>>>>>

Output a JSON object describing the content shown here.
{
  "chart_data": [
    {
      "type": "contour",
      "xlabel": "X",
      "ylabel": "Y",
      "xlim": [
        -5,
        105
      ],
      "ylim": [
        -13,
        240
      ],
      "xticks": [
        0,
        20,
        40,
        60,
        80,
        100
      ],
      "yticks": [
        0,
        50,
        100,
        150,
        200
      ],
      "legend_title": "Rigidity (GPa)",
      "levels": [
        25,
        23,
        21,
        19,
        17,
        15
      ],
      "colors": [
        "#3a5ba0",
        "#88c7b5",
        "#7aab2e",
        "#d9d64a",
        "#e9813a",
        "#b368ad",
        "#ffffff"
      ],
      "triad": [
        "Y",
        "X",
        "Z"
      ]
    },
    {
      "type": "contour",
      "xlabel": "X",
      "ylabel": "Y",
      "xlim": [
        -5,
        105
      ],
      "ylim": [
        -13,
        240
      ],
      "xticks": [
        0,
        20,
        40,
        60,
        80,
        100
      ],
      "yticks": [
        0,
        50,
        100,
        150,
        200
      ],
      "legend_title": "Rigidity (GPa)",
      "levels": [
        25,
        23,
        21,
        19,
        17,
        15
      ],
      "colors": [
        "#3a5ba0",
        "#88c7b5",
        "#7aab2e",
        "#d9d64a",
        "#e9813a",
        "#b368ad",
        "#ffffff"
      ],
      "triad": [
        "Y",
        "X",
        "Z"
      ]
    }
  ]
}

<<<<<

> _EXERCISE GOAL_
Every record should be repeated exactly; please leave none out.

> _EXERCISE ANSWER_
Output a JSON object describing the content shown here.
{
  "chart_data": [
    {
      "type": "contour",
      "xlabel": "X",
      "ylabel": "Y",
      "xlim": [
        -5,
        105
      ],
      "ylim": [
        -13,
        240
      ],
      "xticks": [
        0,
        20,
        40,
        60,
        80,
        100
      ],
      "yticks": [
        0,
        50,
        100,
        150,
        200
      ],
      "legend_title": "Rigidity (GPa)",
      "levels": [
        25,
        23,
        21,
        19,
        17,
        15
      ],
      "colors": [
        "#3a5ba0",
        "#88c7b5",
        "#7aab2e",
        "#d9d64a",
        "#e9813a",
        "#b368ad",
        "#ffffff"
      ],
      "triad": [
        "Y",
        "X",
        "Z"
      ]
    },
    {
      "type": "contour",
      "xlabel": "X",
      "ylabel": "Y",
      "xlim": [
        -5,
        105
      ],
      "ylim": [
        -13,
        240
      ],
      "xticks": [
        0,
        20,
        40,
        60,
        80,
        100
      ],
      "yticks": [
        0,
        50,
        100,
        150,
        200
      ],
      "legend_title": "Rigidity (GPa)",
      "levels": [
        25,
        23,
        21,
        19,
        17,
        15
      ],
      "colors": [
        "#3a5ba0",
        "#88c7b5",
        "#7aab2e",
        "#d9d64a",
        "#e9813a",
        "#b368ad",
        "#ffffff"
      ],
      "triad": [
        "Y",
        "X",
        "Z"
      ]
    }
  ]
}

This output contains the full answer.